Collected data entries
◇ ◇ ◇ ◇ ◇
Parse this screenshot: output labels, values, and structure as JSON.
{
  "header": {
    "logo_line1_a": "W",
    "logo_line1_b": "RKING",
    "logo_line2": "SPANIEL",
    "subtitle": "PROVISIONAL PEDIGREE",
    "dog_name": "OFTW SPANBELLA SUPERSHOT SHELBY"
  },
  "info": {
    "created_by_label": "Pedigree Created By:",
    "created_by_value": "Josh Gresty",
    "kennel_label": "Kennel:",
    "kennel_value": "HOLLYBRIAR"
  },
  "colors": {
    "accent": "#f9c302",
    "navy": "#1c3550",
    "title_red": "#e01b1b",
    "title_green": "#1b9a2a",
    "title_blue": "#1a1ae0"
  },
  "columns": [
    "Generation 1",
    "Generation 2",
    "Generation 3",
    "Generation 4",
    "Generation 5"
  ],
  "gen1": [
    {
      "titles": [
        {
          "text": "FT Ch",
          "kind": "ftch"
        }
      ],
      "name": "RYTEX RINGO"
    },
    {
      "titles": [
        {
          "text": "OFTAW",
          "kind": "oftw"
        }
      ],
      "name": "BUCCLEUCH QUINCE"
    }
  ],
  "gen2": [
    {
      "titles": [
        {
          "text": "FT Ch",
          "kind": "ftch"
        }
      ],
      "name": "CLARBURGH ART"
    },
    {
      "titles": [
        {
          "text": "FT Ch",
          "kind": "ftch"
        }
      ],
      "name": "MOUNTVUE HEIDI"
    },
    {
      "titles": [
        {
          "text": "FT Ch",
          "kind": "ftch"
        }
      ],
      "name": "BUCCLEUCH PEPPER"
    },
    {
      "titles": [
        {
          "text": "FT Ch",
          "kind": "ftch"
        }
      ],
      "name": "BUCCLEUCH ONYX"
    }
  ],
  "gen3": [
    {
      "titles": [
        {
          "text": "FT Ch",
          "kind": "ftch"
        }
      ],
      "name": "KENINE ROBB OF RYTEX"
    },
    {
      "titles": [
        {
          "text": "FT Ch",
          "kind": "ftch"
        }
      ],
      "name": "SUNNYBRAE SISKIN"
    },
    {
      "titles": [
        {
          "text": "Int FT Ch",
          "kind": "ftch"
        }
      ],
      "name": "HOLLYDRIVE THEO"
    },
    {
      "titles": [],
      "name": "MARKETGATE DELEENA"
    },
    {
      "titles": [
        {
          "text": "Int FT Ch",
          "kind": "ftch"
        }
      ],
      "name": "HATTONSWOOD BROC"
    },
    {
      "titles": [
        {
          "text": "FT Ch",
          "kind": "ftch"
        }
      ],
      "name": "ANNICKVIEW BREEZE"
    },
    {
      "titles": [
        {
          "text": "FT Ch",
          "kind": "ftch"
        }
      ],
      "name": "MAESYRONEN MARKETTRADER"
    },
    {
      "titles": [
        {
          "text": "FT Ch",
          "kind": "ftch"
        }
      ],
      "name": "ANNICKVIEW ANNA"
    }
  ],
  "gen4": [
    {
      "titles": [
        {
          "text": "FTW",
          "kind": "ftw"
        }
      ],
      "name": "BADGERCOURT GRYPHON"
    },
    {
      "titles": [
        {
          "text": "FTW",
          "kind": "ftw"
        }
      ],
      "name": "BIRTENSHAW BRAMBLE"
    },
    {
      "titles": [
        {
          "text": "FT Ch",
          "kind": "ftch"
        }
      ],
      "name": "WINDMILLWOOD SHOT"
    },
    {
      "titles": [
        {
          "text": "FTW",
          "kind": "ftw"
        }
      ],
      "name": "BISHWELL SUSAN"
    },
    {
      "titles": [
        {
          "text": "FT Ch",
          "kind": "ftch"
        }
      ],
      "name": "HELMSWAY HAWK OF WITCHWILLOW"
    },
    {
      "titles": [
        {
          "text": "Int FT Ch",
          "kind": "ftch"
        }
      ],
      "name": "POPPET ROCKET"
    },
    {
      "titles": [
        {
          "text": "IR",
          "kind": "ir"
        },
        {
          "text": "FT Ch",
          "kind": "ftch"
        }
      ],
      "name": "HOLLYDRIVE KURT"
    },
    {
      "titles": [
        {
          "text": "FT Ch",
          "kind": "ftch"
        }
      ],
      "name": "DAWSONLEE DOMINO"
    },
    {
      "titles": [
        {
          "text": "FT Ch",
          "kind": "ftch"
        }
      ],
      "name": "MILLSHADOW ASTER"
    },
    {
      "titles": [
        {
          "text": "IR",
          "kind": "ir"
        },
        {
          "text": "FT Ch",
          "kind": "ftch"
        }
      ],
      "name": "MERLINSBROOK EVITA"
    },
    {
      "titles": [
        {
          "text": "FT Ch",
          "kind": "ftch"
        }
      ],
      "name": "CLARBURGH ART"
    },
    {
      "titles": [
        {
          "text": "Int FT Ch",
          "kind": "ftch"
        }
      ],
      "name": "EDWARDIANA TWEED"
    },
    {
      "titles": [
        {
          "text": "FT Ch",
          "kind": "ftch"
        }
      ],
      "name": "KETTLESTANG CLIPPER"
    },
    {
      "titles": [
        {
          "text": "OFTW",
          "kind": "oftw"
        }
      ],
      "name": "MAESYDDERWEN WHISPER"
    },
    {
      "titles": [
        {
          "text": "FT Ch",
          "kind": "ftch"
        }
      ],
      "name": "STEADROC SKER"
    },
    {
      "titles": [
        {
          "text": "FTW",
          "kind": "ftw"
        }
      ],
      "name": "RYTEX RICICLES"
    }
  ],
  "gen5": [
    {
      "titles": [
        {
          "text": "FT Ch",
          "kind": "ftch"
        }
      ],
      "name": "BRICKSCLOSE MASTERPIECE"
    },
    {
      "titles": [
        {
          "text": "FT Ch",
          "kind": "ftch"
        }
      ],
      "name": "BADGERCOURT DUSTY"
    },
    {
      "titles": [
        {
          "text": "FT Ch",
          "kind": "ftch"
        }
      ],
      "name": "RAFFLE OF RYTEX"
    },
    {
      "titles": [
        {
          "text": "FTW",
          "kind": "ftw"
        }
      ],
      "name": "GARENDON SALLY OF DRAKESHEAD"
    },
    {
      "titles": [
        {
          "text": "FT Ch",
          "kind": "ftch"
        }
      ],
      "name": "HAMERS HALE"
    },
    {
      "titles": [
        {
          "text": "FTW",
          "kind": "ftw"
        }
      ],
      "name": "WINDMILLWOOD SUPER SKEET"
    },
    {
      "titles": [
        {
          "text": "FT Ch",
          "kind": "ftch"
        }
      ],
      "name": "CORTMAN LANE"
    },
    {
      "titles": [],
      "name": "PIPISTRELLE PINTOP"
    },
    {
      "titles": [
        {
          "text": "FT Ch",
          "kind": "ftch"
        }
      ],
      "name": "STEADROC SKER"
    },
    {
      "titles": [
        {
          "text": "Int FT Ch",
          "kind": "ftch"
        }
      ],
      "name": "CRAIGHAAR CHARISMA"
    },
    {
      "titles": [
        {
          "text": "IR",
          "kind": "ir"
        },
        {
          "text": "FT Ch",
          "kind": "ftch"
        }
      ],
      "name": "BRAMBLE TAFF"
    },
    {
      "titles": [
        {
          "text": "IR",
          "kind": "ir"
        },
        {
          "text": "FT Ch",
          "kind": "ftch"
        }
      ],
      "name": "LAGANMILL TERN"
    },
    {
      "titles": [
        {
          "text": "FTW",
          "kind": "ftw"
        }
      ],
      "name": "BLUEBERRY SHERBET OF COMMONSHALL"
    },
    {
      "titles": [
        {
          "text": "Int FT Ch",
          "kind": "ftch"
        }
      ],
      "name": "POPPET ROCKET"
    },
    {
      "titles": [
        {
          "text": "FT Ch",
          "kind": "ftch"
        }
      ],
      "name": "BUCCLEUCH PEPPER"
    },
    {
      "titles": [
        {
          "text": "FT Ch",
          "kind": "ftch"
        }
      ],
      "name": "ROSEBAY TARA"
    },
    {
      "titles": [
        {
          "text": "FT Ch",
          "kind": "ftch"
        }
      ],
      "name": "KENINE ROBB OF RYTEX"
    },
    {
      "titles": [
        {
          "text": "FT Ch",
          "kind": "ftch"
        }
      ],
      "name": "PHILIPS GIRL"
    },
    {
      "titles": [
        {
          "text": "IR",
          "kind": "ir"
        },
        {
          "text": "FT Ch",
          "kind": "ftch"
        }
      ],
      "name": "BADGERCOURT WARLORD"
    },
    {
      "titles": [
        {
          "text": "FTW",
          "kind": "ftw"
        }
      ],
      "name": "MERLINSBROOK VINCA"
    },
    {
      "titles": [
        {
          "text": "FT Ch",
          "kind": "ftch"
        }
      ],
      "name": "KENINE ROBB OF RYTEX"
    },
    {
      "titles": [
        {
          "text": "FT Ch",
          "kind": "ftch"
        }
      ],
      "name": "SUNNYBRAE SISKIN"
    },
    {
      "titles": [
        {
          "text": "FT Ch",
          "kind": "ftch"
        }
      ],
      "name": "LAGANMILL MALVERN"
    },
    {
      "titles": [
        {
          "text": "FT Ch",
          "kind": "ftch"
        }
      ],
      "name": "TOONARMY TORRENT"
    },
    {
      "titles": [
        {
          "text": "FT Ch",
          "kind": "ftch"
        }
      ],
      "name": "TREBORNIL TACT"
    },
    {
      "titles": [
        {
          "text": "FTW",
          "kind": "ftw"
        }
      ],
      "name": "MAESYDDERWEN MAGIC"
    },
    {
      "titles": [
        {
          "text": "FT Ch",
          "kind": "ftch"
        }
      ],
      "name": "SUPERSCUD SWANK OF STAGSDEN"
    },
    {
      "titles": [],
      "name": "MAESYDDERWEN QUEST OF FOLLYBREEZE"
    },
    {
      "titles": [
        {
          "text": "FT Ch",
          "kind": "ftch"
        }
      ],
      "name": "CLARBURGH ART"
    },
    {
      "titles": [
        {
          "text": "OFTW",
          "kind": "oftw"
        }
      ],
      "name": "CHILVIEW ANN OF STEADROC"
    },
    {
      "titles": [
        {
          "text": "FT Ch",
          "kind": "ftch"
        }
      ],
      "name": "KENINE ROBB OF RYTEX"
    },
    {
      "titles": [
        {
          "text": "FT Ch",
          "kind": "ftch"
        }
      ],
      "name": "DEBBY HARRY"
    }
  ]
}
◇ ◇ ◇ ◇ ◇
Exercise aim. Whichever lines contain the string "MERLINSBROOK", select and copy them.

Complete response.
      "name": "MERLINSBROOK EVITA"
      "name": "MERLINSBROOK VINCA"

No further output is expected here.